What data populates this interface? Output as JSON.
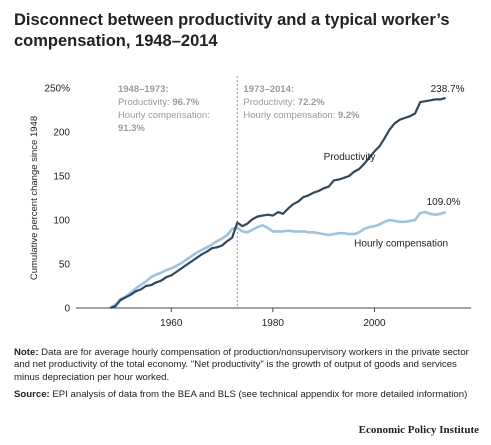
{
  "title": "Disconnect between productivity and a typical worker’s compensation, 1948–2014",
  "chart_data": {
    "type": "line",
    "ylabel": "Cumulative percent change since 1948",
    "ylim": [
      0,
      250
    ],
    "xlim": [
      1944,
      2019
    ],
    "yticks": [
      "250%",
      "200",
      "150",
      "100",
      "50",
      "0"
    ],
    "xticks": [
      "1960",
      "1980",
      "2000"
    ],
    "grid": false,
    "divider_year": 1973,
    "series": [
      {
        "name": "Productivity",
        "color": "#33475b",
        "end_label": "238.7%",
        "points": [
          [
            1948,
            0
          ],
          [
            1949,
            2
          ],
          [
            1950,
            9
          ],
          [
            1951,
            12
          ],
          [
            1952,
            15
          ],
          [
            1953,
            19
          ],
          [
            1954,
            21
          ],
          [
            1955,
            25
          ],
          [
            1956,
            26
          ],
          [
            1957,
            29
          ],
          [
            1958,
            31
          ],
          [
            1959,
            35
          ],
          [
            1960,
            37
          ],
          [
            1961,
            41
          ],
          [
            1962,
            45
          ],
          [
            1963,
            49
          ],
          [
            1964,
            53
          ],
          [
            1965,
            57
          ],
          [
            1966,
            61
          ],
          [
            1967,
            64
          ],
          [
            1968,
            68
          ],
          [
            1969,
            69
          ],
          [
            1970,
            71
          ],
          [
            1971,
            76
          ],
          [
            1972,
            80
          ],
          [
            1973,
            97
          ],
          [
            1974,
            93
          ],
          [
            1975,
            96
          ],
          [
            1976,
            101
          ],
          [
            1977,
            104
          ],
          [
            1978,
            105
          ],
          [
            1979,
            106
          ],
          [
            1980,
            105
          ],
          [
            1981,
            109
          ],
          [
            1982,
            107
          ],
          [
            1983,
            113
          ],
          [
            1984,
            118
          ],
          [
            1985,
            121
          ],
          [
            1986,
            126
          ],
          [
            1987,
            128
          ],
          [
            1988,
            131
          ],
          [
            1989,
            133
          ],
          [
            1990,
            136
          ],
          [
            1991,
            138
          ],
          [
            1992,
            145
          ],
          [
            1993,
            146
          ],
          [
            1994,
            148
          ],
          [
            1995,
            150
          ],
          [
            1996,
            155
          ],
          [
            1997,
            158
          ],
          [
            1998,
            164
          ],
          [
            1999,
            171
          ],
          [
            2000,
            178
          ],
          [
            2001,
            184
          ],
          [
            2002,
            193
          ],
          [
            2003,
            203
          ],
          [
            2004,
            210
          ],
          [
            2005,
            214
          ],
          [
            2006,
            216
          ],
          [
            2007,
            218
          ],
          [
            2008,
            221
          ],
          [
            2009,
            234
          ],
          [
            2010,
            235
          ],
          [
            2011,
            236
          ],
          [
            2012,
            237
          ],
          [
            2013,
            237
          ],
          [
            2014,
            238.7
          ]
        ]
      },
      {
        "name": "Hourly compensation",
        "color": "#9ec3df",
        "end_label": "109.0%",
        "points": [
          [
            1948,
            0
          ],
          [
            1949,
            4
          ],
          [
            1950,
            10
          ],
          [
            1951,
            13
          ],
          [
            1952,
            17
          ],
          [
            1953,
            22
          ],
          [
            1954,
            26
          ],
          [
            1955,
            30
          ],
          [
            1956,
            35
          ],
          [
            1957,
            38
          ],
          [
            1958,
            40
          ],
          [
            1959,
            43
          ],
          [
            1960,
            45
          ],
          [
            1961,
            48
          ],
          [
            1962,
            51
          ],
          [
            1963,
            55
          ],
          [
            1964,
            59
          ],
          [
            1965,
            63
          ],
          [
            1966,
            66
          ],
          [
            1967,
            69
          ],
          [
            1968,
            72
          ],
          [
            1969,
            76
          ],
          [
            1970,
            79
          ],
          [
            1971,
            83
          ],
          [
            1972,
            90
          ],
          [
            1973,
            91.3
          ],
          [
            1974,
            87
          ],
          [
            1975,
            86
          ],
          [
            1976,
            89
          ],
          [
            1977,
            92
          ],
          [
            1978,
            94
          ],
          [
            1979,
            91
          ],
          [
            1980,
            87
          ],
          [
            1981,
            87
          ],
          [
            1982,
            87
          ],
          [
            1983,
            88
          ],
          [
            1984,
            87
          ],
          [
            1985,
            87
          ],
          [
            1986,
            87
          ],
          [
            1987,
            86
          ],
          [
            1988,
            86
          ],
          [
            1989,
            85
          ],
          [
            1990,
            84
          ],
          [
            1991,
            83
          ],
          [
            1992,
            84
          ],
          [
            1993,
            85
          ],
          [
            1994,
            85
          ],
          [
            1995,
            84
          ],
          [
            1996,
            84
          ],
          [
            1997,
            86
          ],
          [
            1998,
            90
          ],
          [
            1999,
            92
          ],
          [
            2000,
            93
          ],
          [
            2001,
            95
          ],
          [
            2002,
            98
          ],
          [
            2003,
            100
          ],
          [
            2004,
            99
          ],
          [
            2005,
            98
          ],
          [
            2006,
            98
          ],
          [
            2007,
            99
          ],
          [
            2008,
            100
          ],
          [
            2009,
            108
          ],
          [
            2010,
            109
          ],
          [
            2011,
            107
          ],
          [
            2012,
            106
          ],
          [
            2013,
            107
          ],
          [
            2014,
            109
          ]
        ]
      }
    ],
    "annotations": [
      {
        "period": "1948–1973:",
        "line1_label": "Productivity: ",
        "line1_value": "96.7%",
        "line2_label": "Hourly compensation:",
        "line2_value": "91.3%"
      },
      {
        "period": "1973–2014:",
        "line1_label": "Productivity: ",
        "line1_value": "72.2%",
        "line2_label": "Hourly compensation: ",
        "line2_value": "9.2%"
      }
    ]
  },
  "notes": {
    "note_label": "Note:",
    "note_text": " Data are for average hourly compensation of production/nonsupervisory workers in the private sector and net productivity of the total economy. \"Net productivity\" is the growth of output of goods and services minus depreciation per hour worked.",
    "source_label": "Source:",
    "source_text": " EPI analysis of data from the BEA and BLS (see technical appendix for more detailed information)"
  },
  "footer": "Economic Policy Institute",
  "colors": {
    "annotation_gray": "#9a9a9a",
    "axis": "#444444"
  }
}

--- --- ---

TASK INSTRUCTIONS :: Leaving the pictures aside, transcribe the entire listing exactly.

RESPONSE ::
What data populates this interface? Output as JSON.
{
  "title": "Disconnect between productivity and a typical worker’s compensation, 1948–2014",
  "chart_data": {
    "type": "line",
    "ylabel": "Cumulative percent change since 1948",
    "ylim": [
      0,
      250
    ],
    "xlim": [
      1944,
      2019
    ],
    "yticks": [
      "250%",
      "200",
      "150",
      "100",
      "50",
      "0"
    ],
    "xticks": [
      "1960",
      "1980",
      "2000"
    ],
    "grid": false,
    "divider_year": 1973,
    "series": [
      {
        "name": "Productivity",
        "color": "#33475b",
        "end_label": "238.7%",
        "points": [
          [
            1948,
            0
          ],
          [
            1949,
            2
          ],
          [
            1950,
            9
          ],
          [
            1951,
            12
          ],
          [
            1952,
            15
          ],
          [
            1953,
            19
          ],
          [
            1954,
            21
          ],
          [
            1955,
            25
          ],
          [
            1956,
            26
          ],
          [
            1957,
            29
          ],
          [
            1958,
            31
          ],
          [
            1959,
            35
          ],
          [
            1960,
            37
          ],
          [
            1961,
            41
          ],
          [
            1962,
            45
          ],
          [
            1963,
            49
          ],
          [
            1964,
            53
          ],
          [
            1965,
            57
          ],
          [
            1966,
            61
          ],
          [
            1967,
            64
          ],
          [
            1968,
            68
          ],
          [
            1969,
            69
          ],
          [
            1970,
            71
          ],
          [
            1971,
            76
          ],
          [
            1972,
            80
          ],
          [
            1973,
            97
          ],
          [
            1974,
            93
          ],
          [
            1975,
            96
          ],
          [
            1976,
            101
          ],
          [
            1977,
            104
          ],
          [
            1978,
            105
          ],
          [
            1979,
            106
          ],
          [
            1980,
            105
          ],
          [
            1981,
            109
          ],
          [
            1982,
            107
          ],
          [
            1983,
            113
          ],
          [
            1984,
            118
          ],
          [
            1985,
            121
          ],
          [
            1986,
            126
          ],
          [
            1987,
            128
          ],
          [
            1988,
            131
          ],
          [
            1989,
            133
          ],
          [
            1990,
            136
          ],
          [
            1991,
            138
          ],
          [
            1992,
            145
          ],
          [
            1993,
            146
          ],
          [
            1994,
            148
          ],
          [
            1995,
            150
          ],
          [
            1996,
            155
          ],
          [
            1997,
            158
          ],
          [
            1998,
            164
          ],
          [
            1999,
            171
          ],
          [
            2000,
            178
          ],
          [
            2001,
            184
          ],
          [
            2002,
            193
          ],
          [
            2003,
            203
          ],
          [
            2004,
            210
          ],
          [
            2005,
            214
          ],
          [
            2006,
            216
          ],
          [
            2007,
            218
          ],
          [
            2008,
            221
          ],
          [
            2009,
            234
          ],
          [
            2010,
            235
          ],
          [
            2011,
            236
          ],
          [
            2012,
            237
          ],
          [
            2013,
            237
          ],
          [
            2014,
            238.7
          ]
        ]
      },
      {
        "name": "Hourly compensation",
        "color": "#9ec3df",
        "end_label": "109.0%",
        "points": [
          [
            1948,
            0
          ],
          [
            1949,
            4
          ],
          [
            1950,
            10
          ],
          [
            1951,
            13
          ],
          [
            1952,
            17
          ],
          [
            1953,
            22
          ],
          [
            1954,
            26
          ],
          [
            1955,
            30
          ],
          [
            1956,
            35
          ],
          [
            1957,
            38
          ],
          [
            1958,
            40
          ],
          [
            1959,
            43
          ],
          [
            1960,
            45
          ],
          [
            1961,
            48
          ],
          [
            1962,
            51
          ],
          [
            1963,
            55
          ],
          [
            1964,
            59
          ],
          [
            1965,
            63
          ],
          [
            1966,
            66
          ],
          [
            1967,
            69
          ],
          [
            1968,
            72
          ],
          [
            1969,
            76
          ],
          [
            1970,
            79
          ],
          [
            1971,
            83
          ],
          [
            1972,
            90
          ],
          [
            1973,
            91.3
          ],
          [
            1974,
            87
          ],
          [
            1975,
            86
          ],
          [
            1976,
            89
          ],
          [
            1977,
            92
          ],
          [
            1978,
            94
          ],
          [
            1979,
            91
          ],
          [
            1980,
            87
          ],
          [
            1981,
            87
          ],
          [
            1982,
            87
          ],
          [
            1983,
            88
          ],
          [
            1984,
            87
          ],
          [
            1985,
            87
          ],
          [
            1986,
            87
          ],
          [
            1987,
            86
          ],
          [
            1988,
            86
          ],
          [
            1989,
            85
          ],
          [
            1990,
            84
          ],
          [
            1991,
            83
          ],
          [
            1992,
            84
          ],
          [
            1993,
            85
          ],
          [
            1994,
            85
          ],
          [
            1995,
            84
          ],
          [
            1996,
            84
          ],
          [
            1997,
            86
          ],
          [
            1998,
            90
          ],
          [
            1999,
            92
          ],
          [
            2000,
            93
          ],
          [
            2001,
            95
          ],
          [
            2002,
            98
          ],
          [
            2003,
            100
          ],
          [
            2004,
            99
          ],
          [
            2005,
            98
          ],
          [
            2006,
            98
          ],
          [
            2007,
            99
          ],
          [
            2008,
            100
          ],
          [
            2009,
            108
          ],
          [
            2010,
            109
          ],
          [
            2011,
            107
          ],
          [
            2012,
            106
          ],
          [
            2013,
            107
          ],
          [
            2014,
            109
          ]
        ]
      }
    ],
    "annotations": [
      {
        "period": "1948–1973:",
        "line1_label": "Productivity: ",
        "line1_value": "96.7%",
        "line2_label": "Hourly compensation:",
        "line2_value": "91.3%"
      },
      {
        "period": "1973–2014:",
        "line1_label": "Productivity: ",
        "line1_value": "72.2%",
        "line2_label": "Hourly compensation: ",
        "line2_value": "9.2%"
      }
    ]
  },
  "notes": {
    "note_label": "Note:",
    "note_text": " Data are for average hourly compensation of production/nonsupervisory workers in the private sector and net productivity of the total economy. \"Net productivity\" is the growth of output of goods and services minus depreciation per hour worked.",
    "source_label": "Source:",
    "source_text": " EPI analysis of data from the BEA and BLS (see technical appendix for more detailed information)"
  },
  "footer": "Economic Policy Institute",
  "colors": {
    "annotation_gray": "#9a9a9a",
    "axis": "#444444"
  }
}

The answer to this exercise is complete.